◆ **THE DATA**:
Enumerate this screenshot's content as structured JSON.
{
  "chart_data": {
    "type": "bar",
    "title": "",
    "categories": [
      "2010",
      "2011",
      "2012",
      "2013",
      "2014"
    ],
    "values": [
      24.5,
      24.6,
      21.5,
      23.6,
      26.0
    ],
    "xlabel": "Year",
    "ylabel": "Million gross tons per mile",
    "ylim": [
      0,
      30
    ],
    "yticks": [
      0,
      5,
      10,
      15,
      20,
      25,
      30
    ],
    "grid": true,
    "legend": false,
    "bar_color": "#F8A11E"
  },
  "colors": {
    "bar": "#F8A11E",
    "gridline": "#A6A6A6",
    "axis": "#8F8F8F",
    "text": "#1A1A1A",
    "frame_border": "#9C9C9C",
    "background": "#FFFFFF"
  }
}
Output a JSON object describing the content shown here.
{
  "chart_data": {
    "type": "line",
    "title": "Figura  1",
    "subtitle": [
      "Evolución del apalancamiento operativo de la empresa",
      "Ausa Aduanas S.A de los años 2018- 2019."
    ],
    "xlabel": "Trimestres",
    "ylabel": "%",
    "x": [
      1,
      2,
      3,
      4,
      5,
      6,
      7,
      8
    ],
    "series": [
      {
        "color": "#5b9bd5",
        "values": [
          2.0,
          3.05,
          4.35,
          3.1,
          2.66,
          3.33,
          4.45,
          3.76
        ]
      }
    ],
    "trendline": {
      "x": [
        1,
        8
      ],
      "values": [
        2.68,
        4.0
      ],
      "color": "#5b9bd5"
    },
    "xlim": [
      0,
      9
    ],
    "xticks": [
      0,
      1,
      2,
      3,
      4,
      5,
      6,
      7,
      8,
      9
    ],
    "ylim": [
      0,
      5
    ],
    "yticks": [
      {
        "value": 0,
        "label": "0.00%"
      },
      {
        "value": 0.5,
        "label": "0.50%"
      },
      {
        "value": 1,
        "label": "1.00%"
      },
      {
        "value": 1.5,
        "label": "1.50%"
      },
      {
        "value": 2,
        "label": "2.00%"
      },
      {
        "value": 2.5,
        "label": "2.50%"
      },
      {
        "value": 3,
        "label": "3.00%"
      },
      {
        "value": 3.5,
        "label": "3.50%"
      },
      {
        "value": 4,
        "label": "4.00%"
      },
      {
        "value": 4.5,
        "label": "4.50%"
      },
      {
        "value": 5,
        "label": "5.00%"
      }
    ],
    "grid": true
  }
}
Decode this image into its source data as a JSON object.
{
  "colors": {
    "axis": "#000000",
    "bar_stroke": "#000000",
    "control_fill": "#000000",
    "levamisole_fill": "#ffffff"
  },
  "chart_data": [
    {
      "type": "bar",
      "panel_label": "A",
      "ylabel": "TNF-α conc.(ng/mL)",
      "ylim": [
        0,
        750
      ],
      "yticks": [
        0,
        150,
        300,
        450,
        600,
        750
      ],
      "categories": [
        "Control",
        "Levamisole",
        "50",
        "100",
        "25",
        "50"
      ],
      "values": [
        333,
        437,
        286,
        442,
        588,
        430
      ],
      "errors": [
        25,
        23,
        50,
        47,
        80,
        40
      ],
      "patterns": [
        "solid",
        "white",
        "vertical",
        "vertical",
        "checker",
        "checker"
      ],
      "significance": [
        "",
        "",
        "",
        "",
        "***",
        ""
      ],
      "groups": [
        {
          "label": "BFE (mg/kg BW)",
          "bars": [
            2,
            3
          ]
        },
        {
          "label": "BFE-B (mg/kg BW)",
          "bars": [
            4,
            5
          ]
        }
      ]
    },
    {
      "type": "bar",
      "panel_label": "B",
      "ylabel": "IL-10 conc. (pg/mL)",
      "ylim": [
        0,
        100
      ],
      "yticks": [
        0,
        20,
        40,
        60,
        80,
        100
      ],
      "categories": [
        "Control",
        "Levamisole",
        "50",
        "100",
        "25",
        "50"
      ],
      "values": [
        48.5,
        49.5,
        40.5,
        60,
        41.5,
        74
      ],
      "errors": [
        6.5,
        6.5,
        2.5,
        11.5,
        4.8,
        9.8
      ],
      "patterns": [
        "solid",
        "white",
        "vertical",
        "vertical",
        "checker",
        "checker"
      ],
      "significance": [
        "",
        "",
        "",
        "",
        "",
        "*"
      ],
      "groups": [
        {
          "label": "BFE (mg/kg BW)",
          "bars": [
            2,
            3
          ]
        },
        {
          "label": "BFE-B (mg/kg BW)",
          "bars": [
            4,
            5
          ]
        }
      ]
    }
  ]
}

◆ **AIM**: Output all preceding records character for character.

◆ **EXPECTED ANSWER**:
Enumerate this screenshot's content as structured JSON.
{
  "chart_data": {
    "type": "bar",
    "title": "",
    "categories": [
      "2010",
      "2011",
      "2012",
      "2013",
      "2014"
    ],
    "values": [
      24.5,
      24.6,
      21.5,
      23.6,
      26.0
    ],
    "xlabel": "Year",
    "ylabel": "Million gross tons per mile",
    "ylim": [
      0,
      30
    ],
    "yticks": [
      0,
      5,
      10,
      15,
      20,
      25,
      30
    ],
    "grid": true,
    "legend": false,
    "bar_color": "#F8A11E"
  },
  "colors": {
    "bar": "#F8A11E",
    "gridline": "#A6A6A6",
    "axis": "#8F8F8F",
    "text": "#1A1A1A",
    "frame_border": "#9C9C9C",
    "background": "#FFFFFF"
  }
}
Output a JSON object describing the content shown here.
{
  "chart_data": {
    "type": "line",
    "title": "Figura  1",
    "subtitle": [
      "Evolución del apalancamiento operativo de la empresa",
      "Ausa Aduanas S.A de los años 2018- 2019."
    ],
    "xlabel": "Trimestres",
    "ylabel": "%",
    "x": [
      1,
      2,
      3,
      4,
      5,
      6,
      7,
      8
    ],
    "series": [
      {
        "color": "#5b9bd5",
        "values": [
          2.0,
          3.05,
          4.35,
          3.1,
          2.66,
          3.33,
          4.45,
          3.76
        ]
      }
    ],
    "trendline": {
      "x": [
        1,
        8
      ],
      "values": [
        2.68,
        4.0
      ],
      "color": "#5b9bd5"
    },
    "xlim": [
      0,
      9
    ],
    "xticks": [
      0,
      1,
      2,
      3,
      4,
      5,
      6,
      7,
      8,
      9
    ],
    "ylim": [
      0,
      5
    ],
    "yticks": [
      {
        "value": 0,
        "label": "0.00%"
      },
      {
        "value": 0.5,
        "label": "0.50%"
      },
      {
        "value": 1,
        "label": "1.00%"
      },
      {
        "value": 1.5,
        "label": "1.50%"
      },
      {
        "value": 2,
        "label": "2.00%"
      },
      {
        "value": 2.5,
        "label": "2.50%"
      },
      {
        "value": 3,
        "label": "3.00%"
      },
      {
        "value": 3.5,
        "label": "3.50%"
      },
      {
        "value": 4,
        "label": "4.00%"
      },
      {
        "value": 4.5,
        "label": "4.50%"
      },
      {
        "value": 5,
        "label": "5.00%"
      }
    ],
    "grid": true
  }
}
Decode this image into its source data as a JSON object.
{
  "colors": {
    "axis": "#000000",
    "bar_stroke": "#000000",
    "control_fill": "#000000",
    "levamisole_fill": "#ffffff"
  },
  "chart_data": [
    {
      "type": "bar",
      "panel_label": "A",
      "ylabel": "TNF-α conc.(ng/mL)",
      "ylim": [
        0,
        750
      ],
      "yticks": [
        0,
        150,
        300,
        450,
        600,
        750
      ],
      "categories": [
        "Control",
        "Levamisole",
        "50",
        "100",
        "25",
        "50"
      ],
      "values": [
        333,
        437,
        286,
        442,
        588,
        430
      ],
      "errors": [
        25,
        23,
        50,
        47,
        80,
        40
      ],
      "patterns": [
        "solid",
        "white",
        "vertical",
        "vertical",
        "checker",
        "checker"
      ],
      "significance": [
        "",
        "",
        "",
        "",
        "***",
        ""
      ],
      "groups": [
        {
          "label": "BFE (mg/kg BW)",
          "bars": [
            2,
            3
          ]
        },
        {
          "label": "BFE-B (mg/kg BW)",
          "bars": [
            4,
            5
          ]
        }
      ]
    },
    {
      "type": "bar",
      "panel_label": "B",
      "ylabel": "IL-10 conc. (pg/mL)",
      "ylim": [
        0,
        100
      ],
      "yticks": [
        0,
        20,
        40,
        60,
        80,
        100
      ],
      "categories": [
        "Control",
        "Levamisole",
        "50",
        "100",
        "25",
        "50"
      ],
      "values": [
        48.5,
        49.5,
        40.5,
        60,
        41.5,
        74
      ],
      "errors": [
        6.5,
        6.5,
        2.5,
        11.5,
        4.8,
        9.8
      ],
      "patterns": [
        "solid",
        "white",
        "vertical",
        "vertical",
        "checker",
        "checker"
      ],
      "significance": [
        "",
        "",
        "",
        "",
        "",
        "*"
      ],
      "groups": [
        {
          "label": "BFE (mg/kg BW)",
          "bars": [
            2,
            3
          ]
        },
        {
          "label": "BFE-B (mg/kg BW)",
          "bars": [
            4,
            5
          ]
        }
      ]
    }
  ]
}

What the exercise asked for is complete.